Exercise goal: Would you copy out the whole listing exactly as given?

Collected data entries
-------
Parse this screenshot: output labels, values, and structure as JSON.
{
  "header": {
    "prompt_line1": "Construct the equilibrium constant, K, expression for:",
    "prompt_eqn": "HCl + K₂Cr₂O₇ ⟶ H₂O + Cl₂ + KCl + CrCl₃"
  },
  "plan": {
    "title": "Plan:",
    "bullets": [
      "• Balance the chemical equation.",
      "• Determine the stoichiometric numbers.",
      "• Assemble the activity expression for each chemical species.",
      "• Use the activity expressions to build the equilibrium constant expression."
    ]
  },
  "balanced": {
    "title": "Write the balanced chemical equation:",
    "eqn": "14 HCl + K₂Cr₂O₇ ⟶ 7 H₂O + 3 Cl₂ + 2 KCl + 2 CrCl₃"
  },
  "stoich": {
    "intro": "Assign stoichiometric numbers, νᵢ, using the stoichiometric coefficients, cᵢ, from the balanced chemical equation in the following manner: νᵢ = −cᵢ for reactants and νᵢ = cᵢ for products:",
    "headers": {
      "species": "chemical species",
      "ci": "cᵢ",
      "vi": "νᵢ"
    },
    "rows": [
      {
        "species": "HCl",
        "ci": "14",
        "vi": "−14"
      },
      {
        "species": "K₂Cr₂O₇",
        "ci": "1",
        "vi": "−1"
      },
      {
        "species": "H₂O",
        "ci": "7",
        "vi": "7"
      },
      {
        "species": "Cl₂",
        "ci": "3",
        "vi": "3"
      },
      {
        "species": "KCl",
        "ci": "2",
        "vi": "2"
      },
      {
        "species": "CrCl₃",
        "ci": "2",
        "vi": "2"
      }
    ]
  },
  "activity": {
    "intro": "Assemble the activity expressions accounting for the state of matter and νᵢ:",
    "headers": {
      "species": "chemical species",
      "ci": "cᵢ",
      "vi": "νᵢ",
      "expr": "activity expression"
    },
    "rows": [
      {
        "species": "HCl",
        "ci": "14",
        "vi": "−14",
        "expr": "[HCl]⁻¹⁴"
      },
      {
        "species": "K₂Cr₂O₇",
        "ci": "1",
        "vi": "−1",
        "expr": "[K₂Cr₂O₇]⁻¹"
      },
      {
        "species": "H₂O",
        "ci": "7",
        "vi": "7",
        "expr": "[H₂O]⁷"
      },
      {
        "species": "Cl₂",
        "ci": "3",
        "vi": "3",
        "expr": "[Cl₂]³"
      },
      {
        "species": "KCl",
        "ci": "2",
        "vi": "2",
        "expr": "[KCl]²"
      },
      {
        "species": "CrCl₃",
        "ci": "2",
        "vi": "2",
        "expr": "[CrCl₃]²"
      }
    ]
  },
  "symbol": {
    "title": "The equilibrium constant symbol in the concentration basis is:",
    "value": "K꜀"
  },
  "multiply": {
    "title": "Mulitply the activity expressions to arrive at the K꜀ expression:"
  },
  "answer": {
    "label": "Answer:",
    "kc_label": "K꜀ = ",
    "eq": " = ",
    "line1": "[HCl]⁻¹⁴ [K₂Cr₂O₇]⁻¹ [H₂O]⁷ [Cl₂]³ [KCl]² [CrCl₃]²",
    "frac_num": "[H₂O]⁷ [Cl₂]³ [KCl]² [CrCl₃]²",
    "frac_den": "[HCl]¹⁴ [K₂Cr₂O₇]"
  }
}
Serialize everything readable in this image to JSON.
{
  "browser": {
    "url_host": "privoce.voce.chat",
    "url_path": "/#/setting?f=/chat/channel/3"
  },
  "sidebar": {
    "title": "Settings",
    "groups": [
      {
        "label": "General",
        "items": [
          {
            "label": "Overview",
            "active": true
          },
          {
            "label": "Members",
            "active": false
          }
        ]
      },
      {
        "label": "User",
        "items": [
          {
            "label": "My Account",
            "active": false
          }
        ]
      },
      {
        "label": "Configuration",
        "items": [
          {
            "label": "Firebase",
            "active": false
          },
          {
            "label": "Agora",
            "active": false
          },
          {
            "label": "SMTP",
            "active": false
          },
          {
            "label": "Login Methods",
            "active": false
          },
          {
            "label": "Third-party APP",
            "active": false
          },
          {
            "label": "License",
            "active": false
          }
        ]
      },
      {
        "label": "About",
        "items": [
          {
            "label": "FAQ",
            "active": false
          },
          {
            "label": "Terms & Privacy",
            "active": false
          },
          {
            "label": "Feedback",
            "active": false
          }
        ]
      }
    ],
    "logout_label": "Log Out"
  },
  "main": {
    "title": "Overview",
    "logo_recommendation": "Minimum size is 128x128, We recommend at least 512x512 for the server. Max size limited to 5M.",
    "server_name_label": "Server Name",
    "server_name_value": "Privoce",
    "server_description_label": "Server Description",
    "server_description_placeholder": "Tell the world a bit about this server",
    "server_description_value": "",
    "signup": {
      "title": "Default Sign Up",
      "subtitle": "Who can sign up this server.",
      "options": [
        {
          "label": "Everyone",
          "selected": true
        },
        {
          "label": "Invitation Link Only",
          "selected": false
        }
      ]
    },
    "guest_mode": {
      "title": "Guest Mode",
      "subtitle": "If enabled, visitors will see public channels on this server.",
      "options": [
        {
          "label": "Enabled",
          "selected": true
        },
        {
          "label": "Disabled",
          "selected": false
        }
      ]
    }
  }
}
-------
Written response:
Parse this screenshot: output labels, values, and structure as JSON.
{
  "header": {
    "prompt_line1": "Construct the equilibrium constant, K, expression for:",
    "prompt_eqn": "HCl + K₂Cr₂O₇ ⟶ H₂O + Cl₂ + KCl + CrCl₃"
  },
  "plan": {
    "title": "Plan:",
    "bullets": [
      "• Balance the chemical equation.",
      "• Determine the stoichiometric numbers.",
      "• Assemble the activity expression for each chemical species.",
      "• Use the activity expressions to build the equilibrium constant expression."
    ]
  },
  "balanced": {
    "title": "Write the balanced chemical equation:",
    "eqn": "14 HCl + K₂Cr₂O₇ ⟶ 7 H₂O + 3 Cl₂ + 2 KCl + 2 CrCl₃"
  },
  "stoich": {
    "intro": "Assign stoichiometric numbers, νᵢ, using the stoichiometric coefficients, cᵢ, from the balanced chemical equation in the following manner: νᵢ = −cᵢ for reactants and νᵢ = cᵢ for products:",
    "headers": {
      "species": "chemical species",
      "ci": "cᵢ",
      "vi": "νᵢ"
    },
    "rows": [
      {
        "species": "HCl",
        "ci": "14",
        "vi": "−14"
      },
      {
        "species": "K₂Cr₂O₇",
        "ci": "1",
        "vi": "−1"
      },
      {
        "species": "H₂O",
        "ci": "7",
        "vi": "7"
      },
      {
        "species": "Cl₂",
        "ci": "3",
        "vi": "3"
      },
      {
        "species": "KCl",
        "ci": "2",
        "vi": "2"
      },
      {
        "species": "CrCl₃",
        "ci": "2",
        "vi": "2"
      }
    ]
  },
  "activity": {
    "intro": "Assemble the activity expressions accounting for the state of matter and νᵢ:",
    "headers": {
      "species": "chemical species",
      "ci": "cᵢ",
      "vi": "νᵢ",
      "expr": "activity expression"
    },
    "rows": [
      {
        "species": "HCl",
        "ci": "14",
        "vi": "−14",
        "expr": "[HCl]⁻¹⁴"
      },
      {
        "species": "K₂Cr₂O₇",
        "ci": "1",
        "vi": "−1",
        "expr": "[K₂Cr₂O₇]⁻¹"
      },
      {
        "species": "H₂O",
        "ci": "7",
        "vi": "7",
        "expr": "[H₂O]⁷"
      },
      {
        "species": "Cl₂",
        "ci": "3",
        "vi": "3",
        "expr": "[Cl₂]³"
      },
      {
        "species": "KCl",
        "ci": "2",
        "vi": "2",
        "expr": "[KCl]²"
      },
      {
        "species": "CrCl₃",
        "ci": "2",
        "vi": "2",
        "expr": "[CrCl₃]²"
      }
    ]
  },
  "symbol": {
    "title": "The equilibrium constant symbol in the concentration basis is:",
    "value": "K꜀"
  },
  "multiply": {
    "title": "Mulitply the activity expressions to arrive at the K꜀ expression:"
  },
  "answer": {
    "label": "Answer:",
    "kc_label": "K꜀ = ",
    "eq": " = ",
    "line1": "[HCl]⁻¹⁴ [K₂Cr₂O₇]⁻¹ [H₂O]⁷ [Cl₂]³ [KCl]² [CrCl₃]²",
    "frac_num": "[H₂O]⁷ [Cl₂]³ [KCl]² [CrCl₃]²",
    "frac_den": "[HCl]¹⁴ [K₂Cr₂O₇]"
  }
}
Serialize everything readable in this image to JSON.
{
  "browser": {
    "url_host": "privoce.voce.chat",
    "url_path": "/#/setting?f=/chat/channel/3"
  },
  "sidebar": {
    "title": "Settings",
    "groups": [
      {
        "label": "General",
        "items": [
          {
            "label": "Overview",
            "active": true
          },
          {
            "label": "Members",
            "active": false
          }
        ]
      },
      {
        "label": "User",
        "items": [
          {
            "label": "My Account",
            "active": false
          }
        ]
      },
      {
        "label": "Configuration",
        "items": [
          {
            "label": "Firebase",
            "active": false
          },
          {
            "label": "Agora",
            "active": false
          },
          {
            "label": "SMTP",
            "active": false
          },
          {
            "label": "Login Methods",
            "active": false
          },
          {
            "label": "Third-party APP",
            "active": false
          },
          {
            "label": "License",
            "active": false
          }
        ]
      },
      {
        "label": "About",
        "items": [
          {
            "label": "FAQ",
            "active": false
          },
          {
            "label": "Terms & Privacy",
            "active": false
          },
          {
            "label": "Feedback",
            "active": false
          }
        ]
      }
    ],
    "logout_label": "Log Out"
  },
  "main": {
    "title": "Overview",
    "logo_recommendation": "Minimum size is 128x128, We recommend at least 512x512 for the server. Max size limited to 5M.",
    "server_name_label": "Server Name",
    "server_name_value": "Privoce",
    "server_description_label": "Server Description",
    "server_description_placeholder": "Tell the world a bit about this server",
    "server_description_value": "",
    "signup": {
      "title": "Default Sign Up",
      "subtitle": "Who can sign up this server.",
      "options": [
        {
          "label": "Everyone",
          "selected": true
        },
        {
          "label": "Invitation Link Only",
          "selected": false
        }
      ]
    },
    "guest_mode": {
      "title": "Guest Mode",
      "subtitle": "If enabled, visitors will see public channels on this server.",
      "options": [
        {
          "label": "Enabled",
          "selected": true
        },
        {
          "label": "Disabled",
          "selected": false
        }
      ]
    }
  }
}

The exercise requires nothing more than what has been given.